◆ **Exercise prompt**
Your task is to repeat the entries underneath exactly, minus the pictures.

◆ **Data for this task**

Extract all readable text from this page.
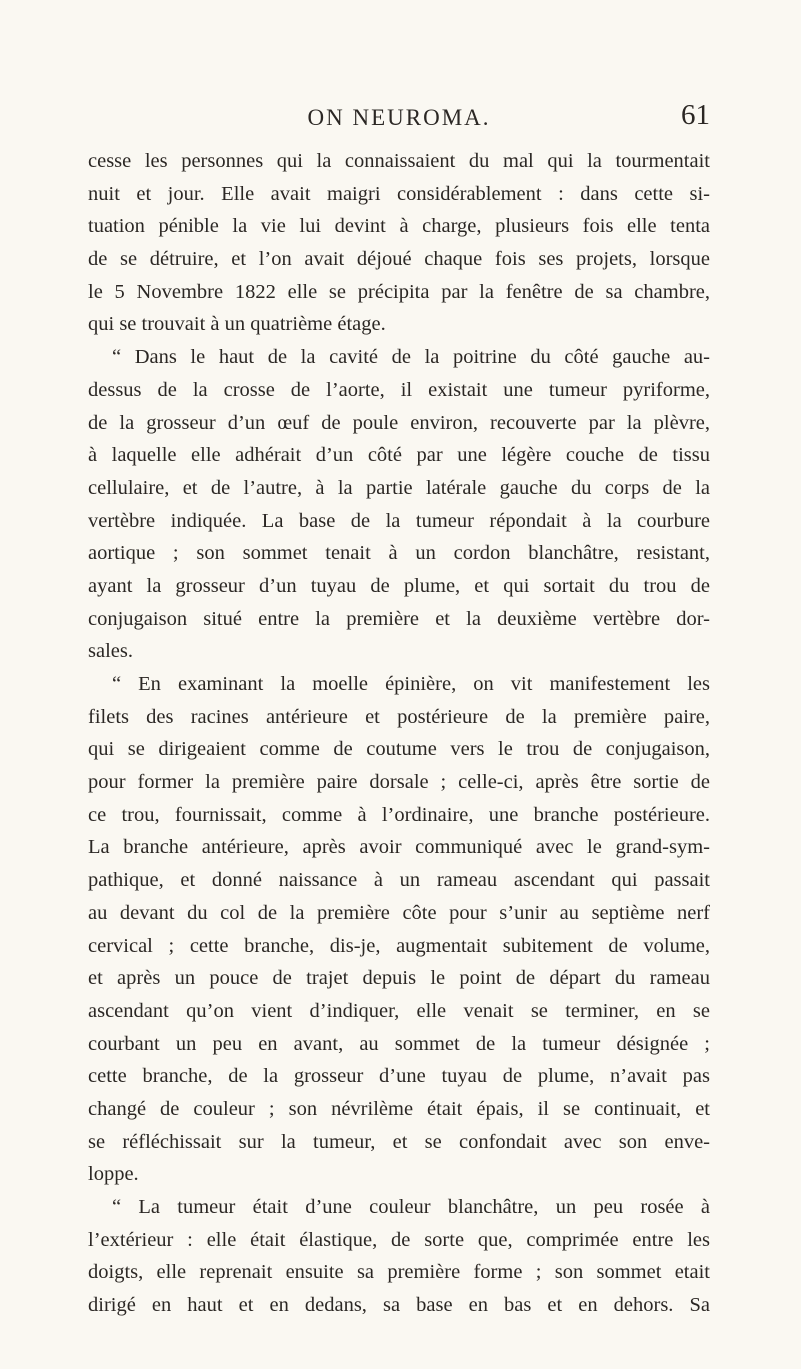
ON NEUROMA.	61
cesse les personnes qui la connaissaient du mal qui la tourmentait
nuit et jour. Elle avait maigri considérablement : dans cette si-
tuation pénible la vie lui devint à charge, plusieurs fois elle tenta
de se détruire, et l’on avait déjoué chaque fois ses projets, lorsque
le 5 Novembre 1822 elle se précipita par la fenêtre de sa chambre,
qui se trouvait à un quatrième étage.
“ Dans le haut de la cavité de la poitrine du côté gauche au-
dessus de la crosse de l’aorte, il existait une tumeur pyriforme,
de la grosseur d’un œuf de poule environ, recouverte par la plèvre,
à laquelle elle adhérait d’un côté par une légère couche de tissu
cellulaire, et de l’autre, à la partie latérale gauche du corps de la
vertèbre indiquée. La base de la tumeur répondait à la courbure
aortique ; son sommet tenait à un cordon blanchâtre, resistant,
ayant la grosseur d’un tuyau de plume, et qui sortait du trou de
conjugaison situé entre la première et la deuxième vertèbre dor-
sales.
“ En examinant la moelle épinière, on vit manifestement les
filets des racines antérieure et postérieure de la première paire,
qui se dirigeaient comme de coutume vers le trou de conjugaison,
pour former la première paire dorsale ; celle-ci, après être sortie de
ce trou, fournissait, comme à l’ordinaire, une branche postérieure.
La branche antérieure, après avoir communiqué avec le grand-sym-
pathique, et donné naissance à un rameau ascendant qui passait
au devant du col de la première côte pour s’unir au septième nerf
cervical ; cette branche, dis-je, augmentait subitement de volume,
et après un pouce de trajet depuis le point de départ du rameau
ascendant qu’on vient d’indiquer, elle venait se terminer, en se
courbant un peu en avant, au sommet de la tumeur désignée ;
cette branche, de la grosseur d’une tuyau de plume, n’avait pas
changé de couleur ; son névrilème était épais, il se continuait, et
se réfléchissait sur la tumeur, et se confondait avec son enve-
loppe.
“ La tumeur était d’une couleur blanchâtre, un peu rosée à
l’extérieur : elle était élastique, de sorte que, comprimée entre les
doigts, elle reprenait ensuite sa première forme ; son sommet etait
dirigé en haut et en dedans, sa base en bas et en dehors. Sa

◆ **Reply to the exercise**
Extract all readable text from this page.
ON NEUROMA.	61
cesse les personnes qui la connaissaient du mal qui la tourmentait
nuit et jour. Elle avait maigri considérablement : dans cette si-
tuation pénible la vie lui devint à charge, plusieurs fois elle tenta
de se détruire, et l’on avait déjoué chaque fois ses projets, lorsque
le 5 Novembre 1822 elle se précipita par la fenêtre de sa chambre,
qui se trouvait à un quatrième étage.
“ Dans le haut de la cavité de la poitrine du côté gauche au-
dessus de la crosse de l’aorte, il existait une tumeur pyriforme,
de la grosseur d’un œuf de poule environ, recouverte par la plèvre,
à laquelle elle adhérait d’un côté par une légère couche de tissu
cellulaire, et de l’autre, à la partie latérale gauche du corps de la
vertèbre indiquée. La base de la tumeur répondait à la courbure
aortique ; son sommet tenait à un cordon blanchâtre, resistant,
ayant la grosseur d’un tuyau de plume, et qui sortait du trou de
conjugaison situé entre la première et la deuxième vertèbre dor-
sales.
“ En examinant la moelle épinière, on vit manifestement les
filets des racines antérieure et postérieure de la première paire,
qui se dirigeaient comme de coutume vers le trou de conjugaison,
pour former la première paire dorsale ; celle-ci, après être sortie de
ce trou, fournissait, comme à l’ordinaire, une branche postérieure.
La branche antérieure, après avoir communiqué avec le grand-sym-
pathique, et donné naissance à un rameau ascendant qui passait
au devant du col de la première côte pour s’unir au septième nerf
cervical ; cette branche, dis-je, augmentait subitement de volume,
et après un pouce de trajet depuis le point de départ du rameau
ascendant qu’on vient d’indiquer, elle venait se terminer, en se
courbant un peu en avant, au sommet de la tumeur désignée ;
cette branche, de la grosseur d’une tuyau de plume, n’avait pas
changé de couleur ; son névrilème était épais, il se continuait, et
se réfléchissait sur la tumeur, et se confondait avec son enve-
loppe.
“ La tumeur était d’une couleur blanchâtre, un peu rosée à
l’extérieur : elle était élastique, de sorte que, comprimée entre les
doigts, elle reprenait ensuite sa première forme ; son sommet etait
dirigé en haut et en dedans, sa base en bas et en dehors. Sa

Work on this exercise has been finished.